What you are asked to do >> Please state how many lines in the records contain the string "After", with no words besides the number.

(Dataset records)

━━━━━━━━━━━━━━━━

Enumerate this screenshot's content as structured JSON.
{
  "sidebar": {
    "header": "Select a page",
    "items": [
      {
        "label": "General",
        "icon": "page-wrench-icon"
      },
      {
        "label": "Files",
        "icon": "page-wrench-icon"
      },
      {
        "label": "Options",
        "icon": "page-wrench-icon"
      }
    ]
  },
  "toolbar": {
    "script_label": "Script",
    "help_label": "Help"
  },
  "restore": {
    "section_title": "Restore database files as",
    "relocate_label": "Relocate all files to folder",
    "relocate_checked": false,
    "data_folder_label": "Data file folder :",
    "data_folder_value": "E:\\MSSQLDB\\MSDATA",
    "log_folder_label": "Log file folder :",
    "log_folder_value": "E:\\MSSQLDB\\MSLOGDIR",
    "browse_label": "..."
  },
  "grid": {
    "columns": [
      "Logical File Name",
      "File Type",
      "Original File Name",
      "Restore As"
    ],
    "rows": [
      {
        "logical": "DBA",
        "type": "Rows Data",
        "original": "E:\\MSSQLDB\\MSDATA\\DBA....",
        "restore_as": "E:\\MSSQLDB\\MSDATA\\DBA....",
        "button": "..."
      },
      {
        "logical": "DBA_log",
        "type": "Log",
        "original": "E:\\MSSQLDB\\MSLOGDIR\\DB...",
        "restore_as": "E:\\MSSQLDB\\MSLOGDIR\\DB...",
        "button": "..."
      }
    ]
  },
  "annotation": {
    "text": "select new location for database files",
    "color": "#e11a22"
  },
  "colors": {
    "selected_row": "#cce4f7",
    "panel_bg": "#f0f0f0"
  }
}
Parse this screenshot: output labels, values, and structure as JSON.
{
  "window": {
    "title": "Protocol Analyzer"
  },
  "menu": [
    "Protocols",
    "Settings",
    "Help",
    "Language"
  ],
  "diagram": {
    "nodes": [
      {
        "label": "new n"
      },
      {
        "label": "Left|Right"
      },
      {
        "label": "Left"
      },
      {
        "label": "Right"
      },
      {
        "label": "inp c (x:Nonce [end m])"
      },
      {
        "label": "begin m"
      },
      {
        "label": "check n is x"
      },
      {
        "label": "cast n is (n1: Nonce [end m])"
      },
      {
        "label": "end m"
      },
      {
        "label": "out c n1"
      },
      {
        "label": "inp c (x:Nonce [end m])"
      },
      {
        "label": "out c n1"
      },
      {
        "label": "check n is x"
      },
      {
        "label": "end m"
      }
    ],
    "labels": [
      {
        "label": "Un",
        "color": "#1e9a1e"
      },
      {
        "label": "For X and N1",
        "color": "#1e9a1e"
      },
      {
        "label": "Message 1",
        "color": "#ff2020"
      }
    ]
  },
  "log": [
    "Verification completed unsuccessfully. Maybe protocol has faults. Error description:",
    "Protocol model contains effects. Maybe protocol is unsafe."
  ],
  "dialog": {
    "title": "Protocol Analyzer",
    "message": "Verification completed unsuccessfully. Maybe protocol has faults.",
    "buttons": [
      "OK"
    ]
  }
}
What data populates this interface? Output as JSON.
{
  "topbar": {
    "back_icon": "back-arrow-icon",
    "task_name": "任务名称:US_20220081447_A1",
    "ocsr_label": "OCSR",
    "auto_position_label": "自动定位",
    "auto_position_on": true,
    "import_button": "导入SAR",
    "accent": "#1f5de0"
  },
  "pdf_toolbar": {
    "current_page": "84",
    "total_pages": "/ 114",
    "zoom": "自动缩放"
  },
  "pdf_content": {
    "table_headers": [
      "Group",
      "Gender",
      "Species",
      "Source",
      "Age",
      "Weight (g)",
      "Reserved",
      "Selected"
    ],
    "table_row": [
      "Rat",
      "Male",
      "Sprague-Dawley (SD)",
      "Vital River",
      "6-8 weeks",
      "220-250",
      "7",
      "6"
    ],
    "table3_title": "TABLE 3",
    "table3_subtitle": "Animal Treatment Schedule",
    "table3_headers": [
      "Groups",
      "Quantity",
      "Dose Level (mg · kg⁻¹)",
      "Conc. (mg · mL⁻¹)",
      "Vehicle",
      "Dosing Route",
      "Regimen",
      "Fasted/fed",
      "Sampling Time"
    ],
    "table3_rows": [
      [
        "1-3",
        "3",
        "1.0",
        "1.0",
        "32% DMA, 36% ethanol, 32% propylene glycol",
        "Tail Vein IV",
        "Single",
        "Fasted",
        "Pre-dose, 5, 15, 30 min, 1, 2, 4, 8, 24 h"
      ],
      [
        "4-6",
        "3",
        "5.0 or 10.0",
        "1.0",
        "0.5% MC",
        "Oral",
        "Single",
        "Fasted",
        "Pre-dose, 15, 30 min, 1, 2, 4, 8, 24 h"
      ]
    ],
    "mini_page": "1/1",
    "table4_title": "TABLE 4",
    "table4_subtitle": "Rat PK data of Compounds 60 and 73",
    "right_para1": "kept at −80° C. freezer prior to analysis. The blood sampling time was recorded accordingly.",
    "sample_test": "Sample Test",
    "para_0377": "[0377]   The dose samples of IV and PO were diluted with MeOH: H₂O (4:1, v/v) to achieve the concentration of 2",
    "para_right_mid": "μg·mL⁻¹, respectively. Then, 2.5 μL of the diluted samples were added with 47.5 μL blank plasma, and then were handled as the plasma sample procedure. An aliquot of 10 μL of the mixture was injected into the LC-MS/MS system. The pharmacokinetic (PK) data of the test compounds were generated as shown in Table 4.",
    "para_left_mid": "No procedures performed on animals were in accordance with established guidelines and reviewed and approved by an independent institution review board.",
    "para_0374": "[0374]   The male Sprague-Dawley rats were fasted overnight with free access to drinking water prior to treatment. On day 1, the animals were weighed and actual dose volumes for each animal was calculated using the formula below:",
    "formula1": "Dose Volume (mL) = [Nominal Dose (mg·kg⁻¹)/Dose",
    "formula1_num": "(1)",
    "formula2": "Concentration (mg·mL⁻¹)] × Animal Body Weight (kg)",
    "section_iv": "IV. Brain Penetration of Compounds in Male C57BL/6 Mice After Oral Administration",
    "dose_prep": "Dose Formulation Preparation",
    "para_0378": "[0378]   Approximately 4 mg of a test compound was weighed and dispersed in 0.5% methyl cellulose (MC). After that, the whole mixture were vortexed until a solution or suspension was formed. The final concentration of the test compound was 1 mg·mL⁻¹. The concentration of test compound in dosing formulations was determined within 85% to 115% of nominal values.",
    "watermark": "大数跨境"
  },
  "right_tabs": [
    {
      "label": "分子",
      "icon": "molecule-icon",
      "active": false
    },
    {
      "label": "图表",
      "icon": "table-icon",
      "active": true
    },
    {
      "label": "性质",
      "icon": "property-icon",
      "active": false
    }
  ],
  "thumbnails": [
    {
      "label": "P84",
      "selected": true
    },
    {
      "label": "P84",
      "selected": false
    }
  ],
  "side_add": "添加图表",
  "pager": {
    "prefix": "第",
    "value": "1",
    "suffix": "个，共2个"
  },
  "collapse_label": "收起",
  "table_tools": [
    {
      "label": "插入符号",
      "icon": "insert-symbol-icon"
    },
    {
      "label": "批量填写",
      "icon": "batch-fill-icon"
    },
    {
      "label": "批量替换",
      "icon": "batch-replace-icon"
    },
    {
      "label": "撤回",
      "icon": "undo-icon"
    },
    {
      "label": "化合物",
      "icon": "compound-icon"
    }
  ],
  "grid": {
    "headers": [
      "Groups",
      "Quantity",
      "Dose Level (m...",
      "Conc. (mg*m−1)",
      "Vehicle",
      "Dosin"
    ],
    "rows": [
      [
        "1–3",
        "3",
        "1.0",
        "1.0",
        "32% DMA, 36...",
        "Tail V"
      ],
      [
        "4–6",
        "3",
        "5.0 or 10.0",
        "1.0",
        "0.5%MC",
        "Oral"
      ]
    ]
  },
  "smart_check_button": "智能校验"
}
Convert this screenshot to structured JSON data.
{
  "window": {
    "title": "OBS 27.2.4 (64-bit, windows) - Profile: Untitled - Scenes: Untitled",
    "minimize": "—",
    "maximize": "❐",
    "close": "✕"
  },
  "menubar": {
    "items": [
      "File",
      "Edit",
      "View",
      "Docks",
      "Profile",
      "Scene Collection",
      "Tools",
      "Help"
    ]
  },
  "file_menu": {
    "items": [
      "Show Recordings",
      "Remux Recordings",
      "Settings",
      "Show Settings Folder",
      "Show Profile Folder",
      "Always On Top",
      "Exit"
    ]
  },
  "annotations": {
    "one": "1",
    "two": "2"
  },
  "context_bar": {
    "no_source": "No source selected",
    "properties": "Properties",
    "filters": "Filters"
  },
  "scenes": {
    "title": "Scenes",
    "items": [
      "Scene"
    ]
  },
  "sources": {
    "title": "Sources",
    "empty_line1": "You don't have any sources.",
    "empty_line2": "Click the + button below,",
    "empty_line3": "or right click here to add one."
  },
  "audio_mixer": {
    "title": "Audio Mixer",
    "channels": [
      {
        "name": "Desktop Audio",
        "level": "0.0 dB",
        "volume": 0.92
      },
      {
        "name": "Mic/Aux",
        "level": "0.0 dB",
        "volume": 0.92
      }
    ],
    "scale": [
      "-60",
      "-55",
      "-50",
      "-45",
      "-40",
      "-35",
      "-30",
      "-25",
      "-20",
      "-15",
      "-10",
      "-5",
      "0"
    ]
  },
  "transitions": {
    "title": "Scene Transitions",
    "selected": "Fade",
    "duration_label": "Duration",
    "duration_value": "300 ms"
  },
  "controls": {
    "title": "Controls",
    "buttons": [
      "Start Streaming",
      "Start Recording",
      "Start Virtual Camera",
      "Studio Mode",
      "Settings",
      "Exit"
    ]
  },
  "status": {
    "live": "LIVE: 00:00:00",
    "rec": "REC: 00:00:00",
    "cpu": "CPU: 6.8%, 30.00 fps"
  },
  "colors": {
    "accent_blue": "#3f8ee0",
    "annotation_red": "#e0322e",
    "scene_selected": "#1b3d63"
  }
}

━━━━━━━━━━━━━━━━

Task response >> 2